▶ _INSTRUCTIONS FOR THE TASK_
Bring together all lines of the material below that contain the string "color".

▶ _Structured figure records_
------------------------------------

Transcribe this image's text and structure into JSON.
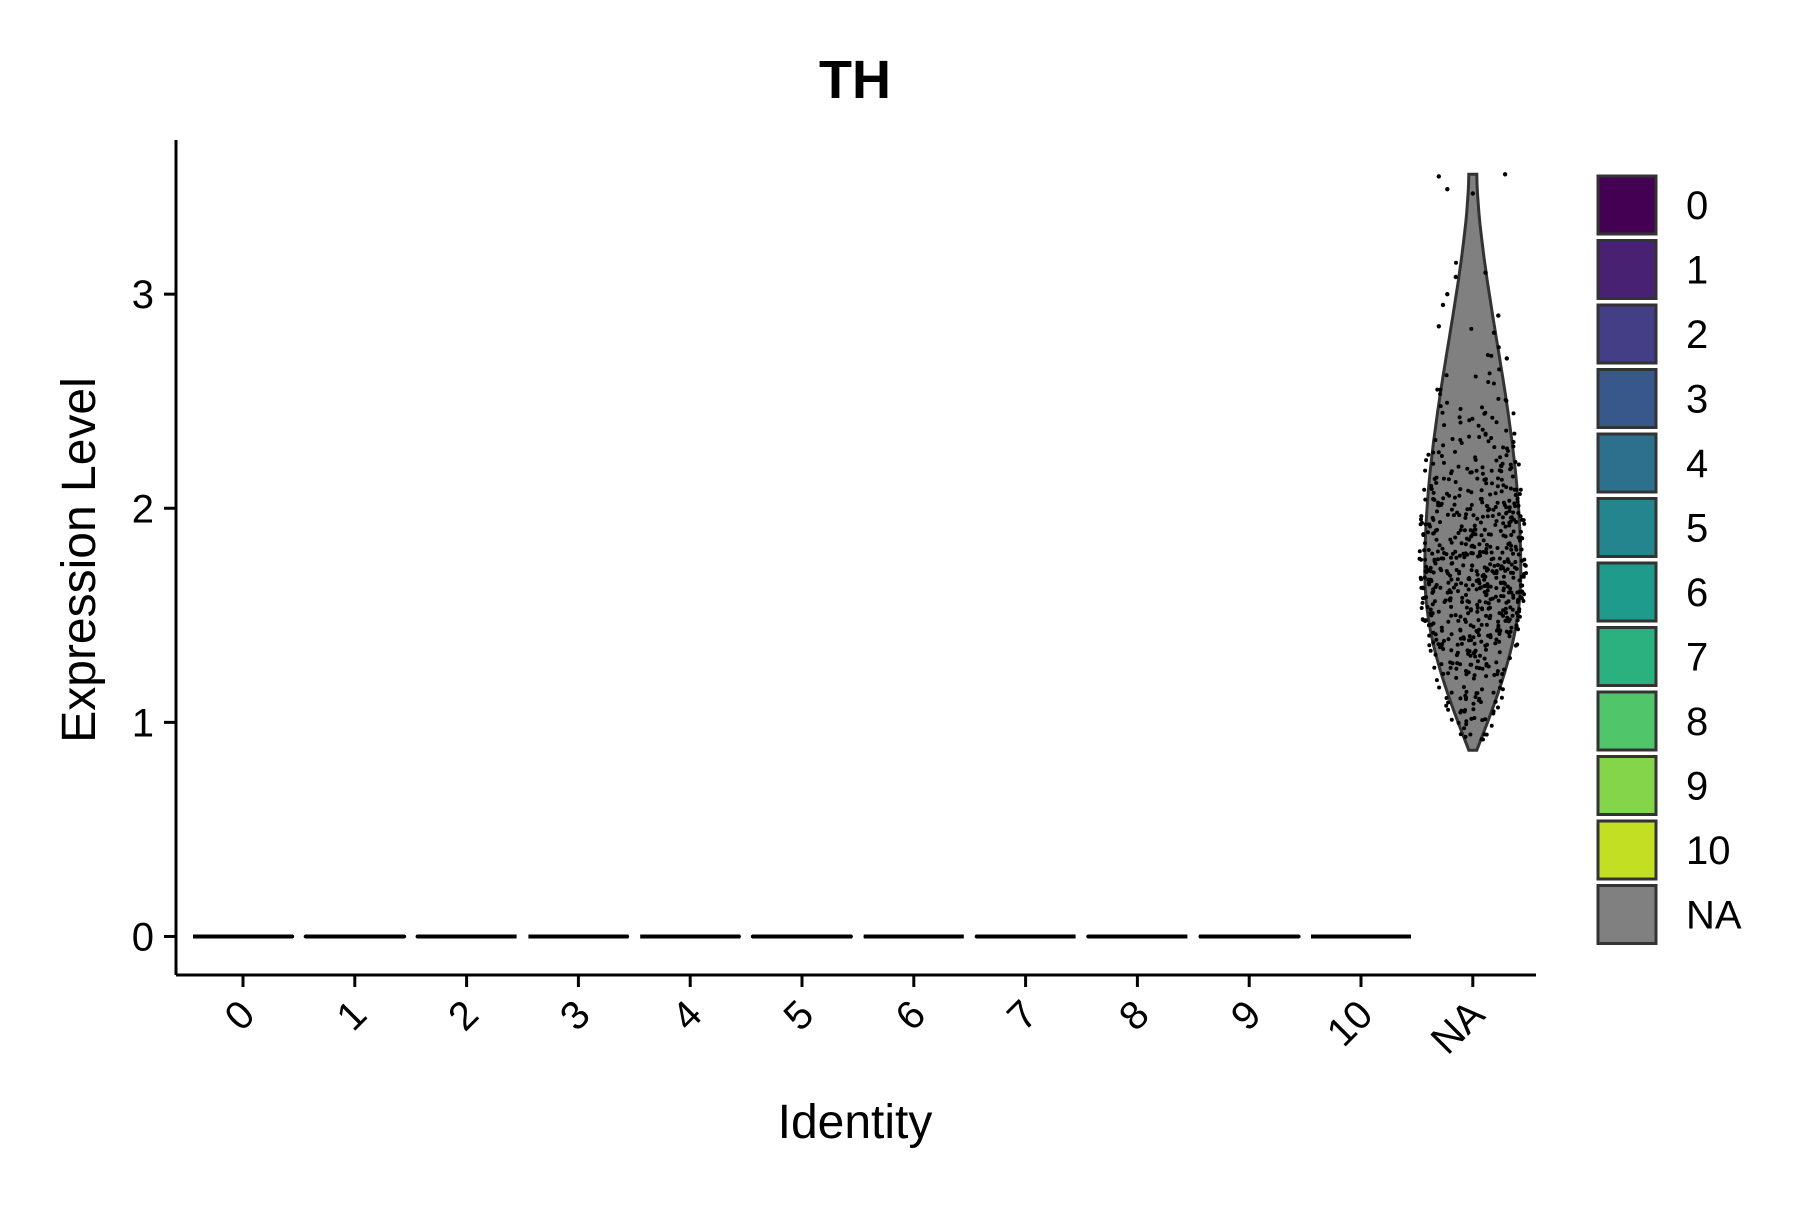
{
  "chart_data": {
    "type": "violin",
    "title": "TH",
    "xlabel": "Identity",
    "ylabel": "Expression Level",
    "categories": [
      "0",
      "1",
      "2",
      "3",
      "4",
      "5",
      "6",
      "7",
      "8",
      "9",
      "10",
      "NA"
    ],
    "ylim": [
      -0.18,
      3.72
    ],
    "yticks": [
      0,
      1,
      2,
      3
    ],
    "series": [
      {
        "category": "0",
        "min": 0,
        "max": 0,
        "median": 0
      },
      {
        "category": "1",
        "min": 0,
        "max": 0,
        "median": 0
      },
      {
        "category": "2",
        "min": 0,
        "max": 0,
        "median": 0
      },
      {
        "category": "3",
        "min": 0,
        "max": 0,
        "median": 0
      },
      {
        "category": "4",
        "min": 0,
        "max": 0,
        "median": 0
      },
      {
        "category": "5",
        "min": 0,
        "max": 0,
        "median": 0
      },
      {
        "category": "6",
        "min": 0,
        "max": 0,
        "median": 0
      },
      {
        "category": "7",
        "min": 0,
        "max": 0,
        "median": 0
      },
      {
        "category": "8",
        "min": 0,
        "max": 0,
        "median": 0
      },
      {
        "category": "9",
        "min": 0,
        "max": 0,
        "median": 0
      },
      {
        "category": "10",
        "min": 0,
        "max": 0,
        "median": 0
      },
      {
        "category": "NA",
        "min": 0.87,
        "max": 3.56,
        "median": 1.7
      }
    ],
    "legend": {
      "position": "right",
      "entries": [
        {
          "label": "0",
          "color": "#440154"
        },
        {
          "label": "1",
          "color": "#482173"
        },
        {
          "label": "2",
          "color": "#433E85"
        },
        {
          "label": "3",
          "color": "#38588C"
        },
        {
          "label": "4",
          "color": "#2D708E"
        },
        {
          "label": "5",
          "color": "#25858E"
        },
        {
          "label": "6",
          "color": "#1E9B8A"
        },
        {
          "label": "7",
          "color": "#2BB07F"
        },
        {
          "label": "8",
          "color": "#51C56A"
        },
        {
          "label": "9",
          "color": "#85D54A"
        },
        {
          "label": "10",
          "color": "#C2DF23"
        },
        {
          "label": "NA",
          "color": "#808080"
        }
      ]
    },
    "grid": false
  }
}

------------------------------------

▶ _ANSWER TO THIS PROBLEM_
          "color": "#440154"
          "color": "#482173"
          "color": "#433E85"
          "color": "#38588C"
          "color": "#2D708E"
          "color": "#25858E"
          "color": "#1E9B8A"
          "color": "#2BB07F"
          "color": "#51C56A"
          "color": "#85D54A"
          "color": "#C2DF23"
          "color": "#808080"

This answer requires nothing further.